__GIVEN INSTRUCTION__.
Would you restate all the data that follows, word for word?
[SOURCE DATA start]
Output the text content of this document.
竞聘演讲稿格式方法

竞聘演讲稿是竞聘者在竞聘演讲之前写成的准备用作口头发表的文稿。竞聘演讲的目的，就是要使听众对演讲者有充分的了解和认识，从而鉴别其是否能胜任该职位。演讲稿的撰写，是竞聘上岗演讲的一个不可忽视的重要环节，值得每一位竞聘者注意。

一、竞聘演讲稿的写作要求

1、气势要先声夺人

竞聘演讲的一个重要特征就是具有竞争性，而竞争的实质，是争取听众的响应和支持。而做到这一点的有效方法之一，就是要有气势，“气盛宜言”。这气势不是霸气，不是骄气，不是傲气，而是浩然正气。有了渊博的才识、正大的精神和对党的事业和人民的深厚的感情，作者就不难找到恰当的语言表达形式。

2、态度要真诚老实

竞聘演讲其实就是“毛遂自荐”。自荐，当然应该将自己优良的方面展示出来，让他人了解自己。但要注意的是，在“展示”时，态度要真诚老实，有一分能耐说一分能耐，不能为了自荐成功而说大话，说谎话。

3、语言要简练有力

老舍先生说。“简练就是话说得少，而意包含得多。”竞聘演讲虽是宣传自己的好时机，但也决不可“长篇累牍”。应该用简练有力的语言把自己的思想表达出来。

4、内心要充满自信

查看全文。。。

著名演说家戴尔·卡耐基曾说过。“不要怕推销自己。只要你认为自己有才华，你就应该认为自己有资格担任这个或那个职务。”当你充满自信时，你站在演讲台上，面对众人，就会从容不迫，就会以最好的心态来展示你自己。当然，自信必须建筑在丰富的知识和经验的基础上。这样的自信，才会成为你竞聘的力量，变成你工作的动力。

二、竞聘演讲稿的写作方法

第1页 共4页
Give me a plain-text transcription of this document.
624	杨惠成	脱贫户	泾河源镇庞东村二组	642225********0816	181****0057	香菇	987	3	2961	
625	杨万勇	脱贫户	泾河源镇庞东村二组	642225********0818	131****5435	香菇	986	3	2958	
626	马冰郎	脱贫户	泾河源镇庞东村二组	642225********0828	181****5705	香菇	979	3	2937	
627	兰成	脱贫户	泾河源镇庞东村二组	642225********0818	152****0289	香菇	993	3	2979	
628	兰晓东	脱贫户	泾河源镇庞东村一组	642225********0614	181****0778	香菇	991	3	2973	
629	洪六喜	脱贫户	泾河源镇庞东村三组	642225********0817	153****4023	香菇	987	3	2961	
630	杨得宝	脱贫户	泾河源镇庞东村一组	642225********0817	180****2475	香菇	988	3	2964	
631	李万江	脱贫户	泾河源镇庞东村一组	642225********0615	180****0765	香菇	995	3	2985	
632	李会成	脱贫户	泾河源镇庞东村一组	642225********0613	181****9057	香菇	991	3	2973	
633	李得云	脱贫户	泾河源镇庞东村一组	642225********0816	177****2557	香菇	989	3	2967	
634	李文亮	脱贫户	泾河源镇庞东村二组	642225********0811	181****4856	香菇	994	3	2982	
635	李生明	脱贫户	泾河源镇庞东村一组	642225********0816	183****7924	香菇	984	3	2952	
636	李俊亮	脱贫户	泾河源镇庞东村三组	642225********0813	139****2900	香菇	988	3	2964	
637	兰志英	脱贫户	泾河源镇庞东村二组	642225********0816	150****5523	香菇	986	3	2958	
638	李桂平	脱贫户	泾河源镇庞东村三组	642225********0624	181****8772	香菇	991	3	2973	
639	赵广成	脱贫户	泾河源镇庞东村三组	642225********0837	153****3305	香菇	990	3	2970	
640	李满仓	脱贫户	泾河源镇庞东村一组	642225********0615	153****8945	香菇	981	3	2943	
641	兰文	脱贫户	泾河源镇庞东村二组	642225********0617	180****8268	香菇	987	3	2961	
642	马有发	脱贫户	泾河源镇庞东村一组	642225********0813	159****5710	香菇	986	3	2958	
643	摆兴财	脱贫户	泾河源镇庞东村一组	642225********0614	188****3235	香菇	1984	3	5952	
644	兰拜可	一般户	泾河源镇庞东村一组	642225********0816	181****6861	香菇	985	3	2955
[SOURCE DATA end]
__EXERCISE RESPONSE__.
Output the text content of this document.
竞聘演讲稿格式方法

竞聘演讲稿是竞聘者在竞聘演讲之前写成的准备用作口头发表的文稿。竞聘演讲的目的，就是要使听众对演讲者有充分的了解和认识，从而鉴别其是否能胜任该职位。演讲稿的撰写，是竞聘上岗演讲的一个不可忽视的重要环节，值得每一位竞聘者注意。

一、竞聘演讲稿的写作要求

1、气势要先声夺人

竞聘演讲的一个重要特征就是具有竞争性，而竞争的实质，是争取听众的响应和支持。而做到这一点的有效方法之一，就是要有气势，“气盛宜言”。这气势不是霸气，不是骄气，不是傲气，而是浩然正气。有了渊博的才识、正大的精神和对党的事业和人民的深厚的感情，作者就不难找到恰当的语言表达形式。

2、态度要真诚老实

竞聘演讲其实就是“毛遂自荐”。自荐，当然应该将自己优良的方面展示出来，让他人了解自己。但要注意的是，在“展示”时，态度要真诚老实，有一分能耐说一分能耐，不能为了自荐成功而说大话，说谎话。

3、语言要简练有力

老舍先生说。“简练就是话说得少，而意包含得多。”竞聘演讲虽是宣传自己的好时机，但也决不可“长篇累牍”。应该用简练有力的语言把自己的思想表达出来。

4、内心要充满自信

查看全文。。。

著名演说家戴尔·卡耐基曾说过。“不要怕推销自己。只要你认为自己有才华，你就应该认为自己有资格担任这个或那个职务。”当你充满自信时，你站在演讲台上，面对众人，就会从容不迫，就会以最好的心态来展示你自己。当然，自信必须建筑在丰富的知识和经验的基础上。这样的自信，才会成为你竞聘的力量，变成你工作的动力。

二、竞聘演讲稿的写作方法

第1页 共4页
Give me a plain-text transcription of this document.
624	杨惠成	脱贫户	泾河源镇庞东村二组	642225********0816	181****0057	香菇	987	3	2961	
625	杨万勇	脱贫户	泾河源镇庞东村二组	642225********0818	131****5435	香菇	986	3	2958	
626	马冰郎	脱贫户	泾河源镇庞东村二组	642225********0828	181****5705	香菇	979	3	2937	
627	兰成	脱贫户	泾河源镇庞东村二组	642225********0818	152****0289	香菇	993	3	2979	
628	兰晓东	脱贫户	泾河源镇庞东村一组	642225********0614	181****0778	香菇	991	3	2973	
629	洪六喜	脱贫户	泾河源镇庞东村三组	642225********0817	153****4023	香菇	987	3	2961	
630	杨得宝	脱贫户	泾河源镇庞东村一组	642225********0817	180****2475	香菇	988	3	2964	
631	李万江	脱贫户	泾河源镇庞东村一组	642225********0615	180****0765	香菇	995	3	2985	
632	李会成	脱贫户	泾河源镇庞东村一组	642225********0613	181****9057	香菇	991	3	2973	
633	李得云	脱贫户	泾河源镇庞东村一组	642225********0816	177****2557	香菇	989	3	2967	
634	李文亮	脱贫户	泾河源镇庞东村二组	642225********0811	181****4856	香菇	994	3	2982	
635	李生明	脱贫户	泾河源镇庞东村一组	642225********0816	183****7924	香菇	984	3	2952	
636	李俊亮	脱贫户	泾河源镇庞东村三组	642225********0813	139****2900	香菇	988	3	2964	
637	兰志英	脱贫户	泾河源镇庞东村二组	642225********0816	150****5523	香菇	986	3	2958	
638	李桂平	脱贫户	泾河源镇庞东村三组	642225********0624	181****8772	香菇	991	3	2973	
639	赵广成	脱贫户	泾河源镇庞东村三组	642225********0837	153****3305	香菇	990	3	2970	
640	李满仓	脱贫户	泾河源镇庞东村一组	642225********0615	153****8945	香菇	981	3	2943	
641	兰文	脱贫户	泾河源镇庞东村二组	642225********0617	180****8268	香菇	987	3	2961	
642	马有发	脱贫户	泾河源镇庞东村一组	642225********0813	159****5710	香菇	986	3	2958	
643	摆兴财	脱贫户	泾河源镇庞东村一组	642225********0614	188****3235	香菇	1984	3	5952	
644	兰拜可	一般户	泾河源镇庞东村一组	642225********0816	181****6861	香菇	985	3	2955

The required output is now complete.